======== Input records ========

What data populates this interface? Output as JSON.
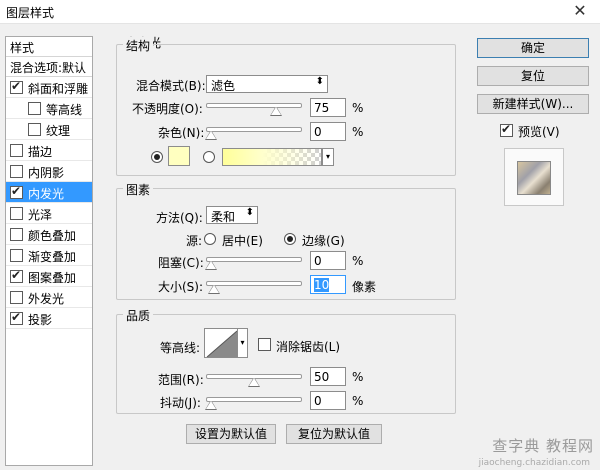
{
  "window": {
    "title": "图层样式"
  },
  "sidebar": {
    "header": "样式",
    "blend_options": "混合选项:默认",
    "items": [
      {
        "label": "斜面和浮雕",
        "checked": true,
        "selected": false,
        "indent": 0
      },
      {
        "label": "等高线",
        "checked": false,
        "selected": false,
        "indent": 1
      },
      {
        "label": "纹理",
        "checked": false,
        "selected": false,
        "indent": 1
      },
      {
        "label": "描边",
        "checked": false,
        "selected": false,
        "indent": 0
      },
      {
        "label": "内阴影",
        "checked": false,
        "selected": false,
        "indent": 0
      },
      {
        "label": "内发光",
        "checked": true,
        "selected": true,
        "indent": 0
      },
      {
        "label": "光泽",
        "checked": false,
        "selected": false,
        "indent": 0
      },
      {
        "label": "颜色叠加",
        "checked": false,
        "selected": false,
        "indent": 0
      },
      {
        "label": "渐变叠加",
        "checked": false,
        "selected": false,
        "indent": 0
      },
      {
        "label": "图案叠加",
        "checked": true,
        "selected": false,
        "indent": 0
      },
      {
        "label": "外发光",
        "checked": false,
        "selected": false,
        "indent": 0
      },
      {
        "label": "投影",
        "checked": true,
        "selected": false,
        "indent": 0
      }
    ]
  },
  "panel": {
    "title": "内发光",
    "structure": {
      "title": "结构",
      "blend_mode_label": "混合模式(B):",
      "blend_mode_value": "滤色",
      "opacity_label": "不透明度(O):",
      "opacity_value": "75",
      "opacity_fraction": 0.75,
      "noise_label": "杂色(N):",
      "noise_value": "0",
      "noise_fraction": 0,
      "unit": "%",
      "color_swatch": "#ffffc0"
    },
    "elements": {
      "title": "图素",
      "technique_label": "方法(Q):",
      "technique_value": "柔和",
      "source_label": "源:",
      "source_center": "居中(E)",
      "source_edge": "边缘(G)",
      "choke_label": "阻塞(C):",
      "choke_value": "0",
      "choke_fraction": 0,
      "size_label": "大小(S):",
      "size_value": "10",
      "size_fraction": 0.04,
      "unit_pct": "%",
      "unit_px": "像素"
    },
    "quality": {
      "title": "品质",
      "contour_label": "等高线:",
      "antialias_label": "消除锯齿(L)",
      "range_label": "范围(R):",
      "range_value": "50",
      "range_fraction": 0.5,
      "jitter_label": "抖动(J):",
      "jitter_value": "0",
      "jitter_fraction": 0,
      "unit": "%"
    },
    "make_default": "设置为默认值",
    "reset_default": "复位为默认值"
  },
  "actions": {
    "ok": "确定",
    "reset": "复位",
    "new_style": "新建样式(W)...",
    "preview_label": "预览(V)",
    "preview_checked": true
  },
  "watermark": {
    "main": "查字典 教程网",
    "sub": "jiaocheng.chazidian.com"
  }
}
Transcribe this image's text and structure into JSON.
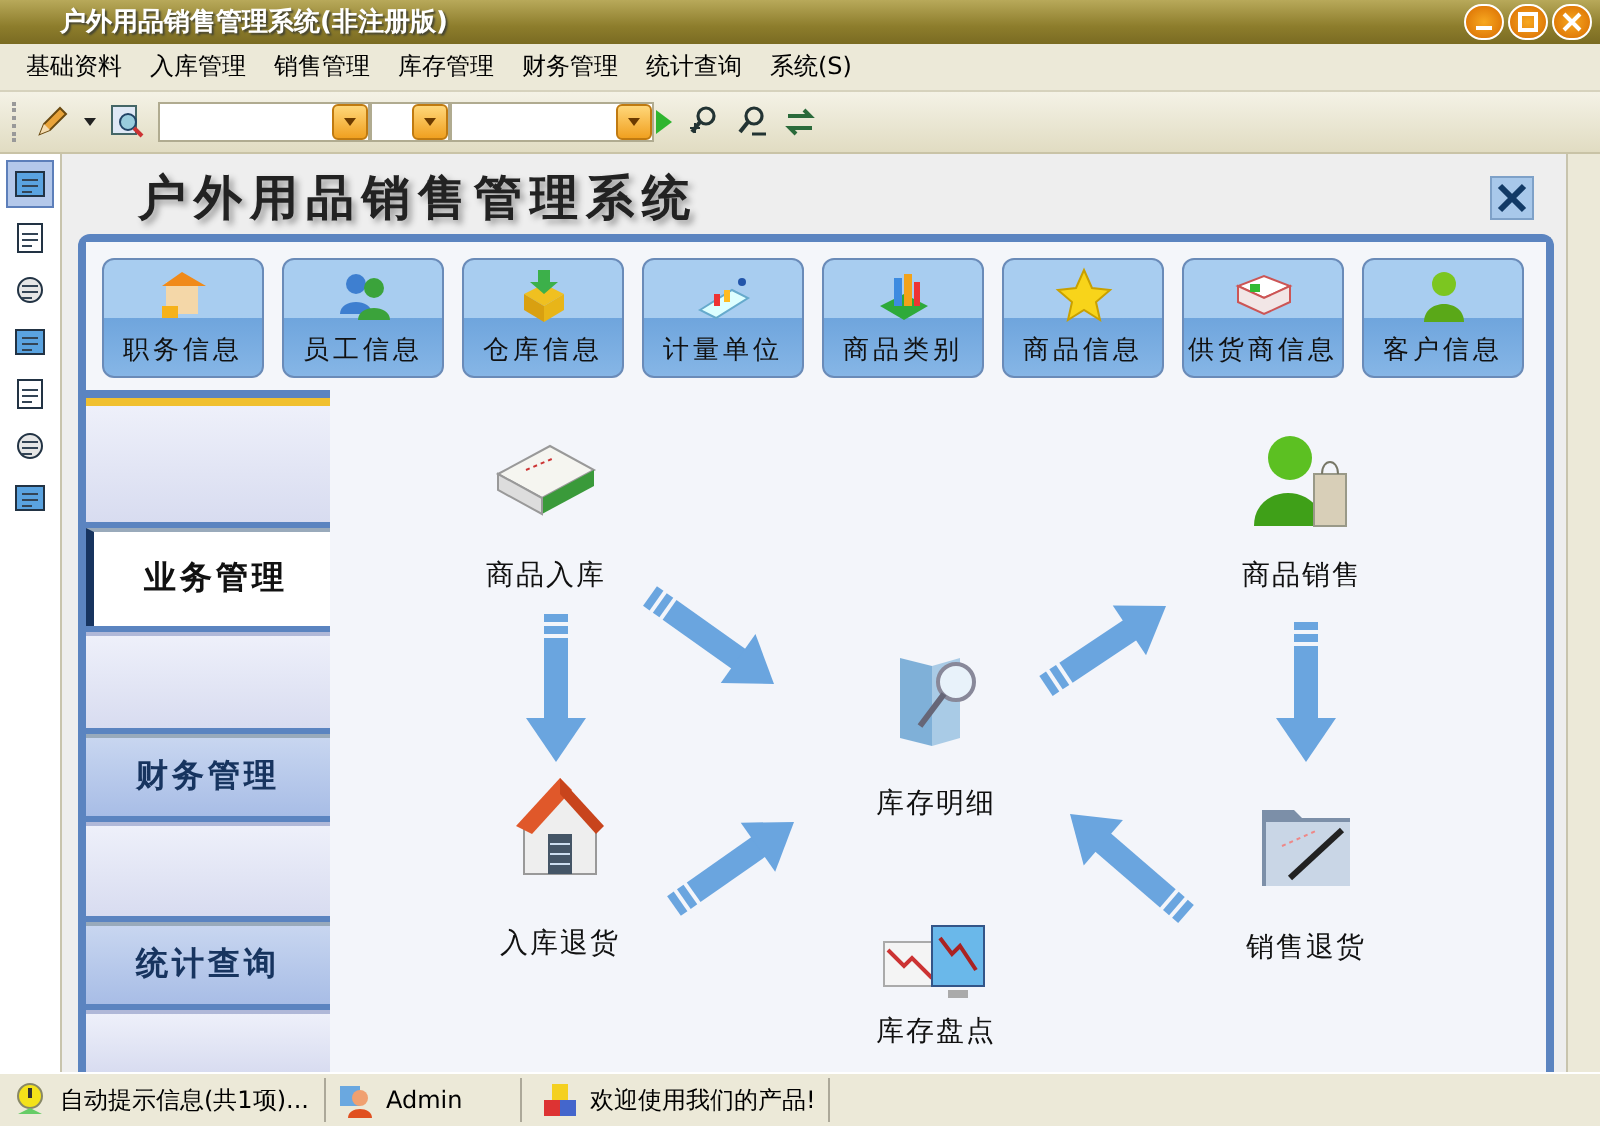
{
  "window": {
    "title": "户外用品销售管理系统(非注册版)"
  },
  "menu": [
    "基础资料",
    "入库管理",
    "销售管理",
    "库存管理",
    "财务管理",
    "统计查询",
    "系统(S)"
  ],
  "left_toolbar": [
    {
      "selected": true
    },
    {
      "selected": false
    },
    {
      "selected": false
    },
    {
      "selected": false
    },
    {
      "selected": false
    },
    {
      "selected": false
    },
    {
      "selected": false
    }
  ],
  "header": {
    "title": "户外用品销售管理系统"
  },
  "modules": [
    "职务信息",
    "员工信息",
    "仓库信息",
    "计量单位",
    "商品类别",
    "商品信息",
    "供货商信息",
    "客户信息"
  ],
  "nav_tabs": [
    {
      "kind": "blank",
      "selected": false
    },
    {
      "kind": "tab",
      "label": "业务管理",
      "selected": true
    },
    {
      "kind": "blank",
      "selected": false
    },
    {
      "kind": "tab",
      "label": "财务管理",
      "selected": false
    },
    {
      "kind": "blank",
      "selected": false
    },
    {
      "kind": "tab",
      "label": "统计查询",
      "selected": false
    },
    {
      "kind": "blank",
      "selected": false
    }
  ],
  "flow": {
    "nodes": [
      {
        "kind": "stock-in",
        "label": "商品入库"
      },
      {
        "kind": "stock-return",
        "label": "入库退货"
      },
      {
        "kind": "inventory",
        "label": "库存明细"
      },
      {
        "kind": "stocktake",
        "label": "库存盘点"
      },
      {
        "kind": "sales",
        "label": "商品销售"
      },
      {
        "kind": "sales-return",
        "label": "销售退货"
      }
    ]
  },
  "status_bar": [
    {
      "kind": "tips",
      "text": "自动提示信息(共1项)..."
    },
    {
      "kind": "user",
      "text": "Admin"
    },
    {
      "kind": "welcome",
      "text": "欢迎使用我们的产品!"
    }
  ]
}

========

• [Given exercise]
Find each line that has the word "this", then copy it out.

• [Result below]
What data populates this interface? Output as JSON.
Transcribe this image's text and structure into JSON.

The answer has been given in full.